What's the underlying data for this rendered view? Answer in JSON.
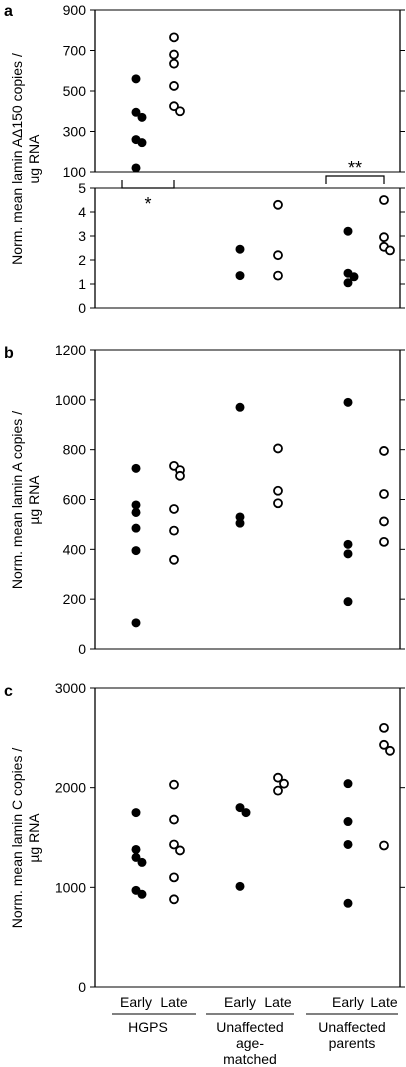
{
  "chart_data": [
    {
      "panel": "a",
      "type": "scatter",
      "ylabel": "Norm. mean lamin AΔ150 copies / ug RNA",
      "broken_axis": true,
      "ylim_lower": [
        0,
        5
      ],
      "ylim_upper": [
        100,
        900
      ],
      "yticks_lower": [
        "0",
        "1",
        "2",
        "3",
        "4",
        "5"
      ],
      "yticks_upper": [
        "100",
        "300",
        "500",
        "700",
        "900"
      ],
      "categories": [
        "Early",
        "Late",
        "Early",
        "Late",
        "Early",
        "Late"
      ],
      "series": [
        {
          "group": "HGPS",
          "timepoint": "Early",
          "values": [
            560,
            395,
            370,
            260,
            245,
            120
          ]
        },
        {
          "group": "HGPS",
          "timepoint": "Late",
          "values": [
            765,
            680,
            635,
            525,
            425,
            400
          ]
        },
        {
          "group": "Unaffected age-matched",
          "timepoint": "Early",
          "values": [
            2.45,
            1.35
          ]
        },
        {
          "group": "Unaffected age-matched",
          "timepoint": "Late",
          "values": [
            4.3,
            2.2,
            1.35
          ]
        },
        {
          "group": "Unaffected parents",
          "timepoint": "Early",
          "values": [
            3.2,
            1.45,
            1.3,
            1.05
          ]
        },
        {
          "group": "Unaffected parents",
          "timepoint": "Late",
          "values": [
            4.5,
            2.95,
            2.55,
            2.4
          ]
        }
      ],
      "annotations": [
        "*",
        "**"
      ]
    },
    {
      "panel": "b",
      "type": "scatter",
      "ylabel": "Norm. mean lamin A copies / µg RNA",
      "ylim": [
        0,
        1200
      ],
      "yticks": [
        "0",
        "200",
        "400",
        "600",
        "800",
        "1000",
        "1200"
      ],
      "categories": [
        "Early",
        "Late",
        "Early",
        "Late",
        "Early",
        "Late"
      ],
      "series": [
        {
          "group": "HGPS",
          "timepoint": "Early",
          "values": [
            725,
            578,
            548,
            485,
            395,
            105
          ]
        },
        {
          "group": "HGPS",
          "timepoint": "Late",
          "values": [
            735,
            718,
            695,
            562,
            475,
            358
          ]
        },
        {
          "group": "Unaffected age-matched",
          "timepoint": "Early",
          "values": [
            970,
            530,
            505
          ]
        },
        {
          "group": "Unaffected age-matched",
          "timepoint": "Late",
          "values": [
            805,
            635,
            585
          ]
        },
        {
          "group": "Unaffected parents",
          "timepoint": "Early",
          "values": [
            990,
            420,
            382,
            190
          ]
        },
        {
          "group": "Unaffected parents",
          "timepoint": "Late",
          "values": [
            795,
            622,
            512,
            430
          ]
        }
      ]
    },
    {
      "panel": "c",
      "type": "scatter",
      "ylabel": "Norm. mean lamin C copies / µg RNA",
      "ylim": [
        0,
        3000
      ],
      "yticks": [
        "0",
        "1000",
        "2000",
        "3000"
      ],
      "categories": [
        "Early",
        "Late",
        "Early",
        "Late",
        "Early",
        "Late"
      ],
      "series": [
        {
          "group": "HGPS",
          "timepoint": "Early",
          "values": [
            1750,
            1380,
            1300,
            1250,
            970,
            930
          ]
        },
        {
          "group": "HGPS",
          "timepoint": "Late",
          "values": [
            2030,
            1680,
            1430,
            1370,
            1100,
            880
          ]
        },
        {
          "group": "Unaffected age-matched",
          "timepoint": "Early",
          "values": [
            1800,
            1750,
            1010
          ]
        },
        {
          "group": "Unaffected age-matched",
          "timepoint": "Late",
          "values": [
            2100,
            2040,
            1970
          ]
        },
        {
          "group": "Unaffected parents",
          "timepoint": "Early",
          "values": [
            2040,
            1660,
            1430,
            840
          ]
        },
        {
          "group": "Unaffected parents",
          "timepoint": "Late",
          "values": [
            2600,
            2430,
            2370,
            1420
          ]
        }
      ]
    }
  ],
  "x_axis": {
    "categories": [
      "Early",
      "Late",
      "Early",
      "Late",
      "Early",
      "Late"
    ],
    "groups": [
      {
        "lines": [
          "HGPS"
        ]
      },
      {
        "lines": [
          "Unaffected",
          "age-",
          "matched"
        ]
      },
      {
        "lines": [
          "Unaffected",
          "parents"
        ]
      }
    ]
  }
}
+ + + + +
Pick out the lines that contain "copies" and copy them.

      "ylabel": "Norm. mean lamin AΔ150 copies / ug RNA",
      "ylabel": "Norm. mean lamin A copies / µg RNA",
      "ylabel": "Norm. mean lamin C copies / µg RNA",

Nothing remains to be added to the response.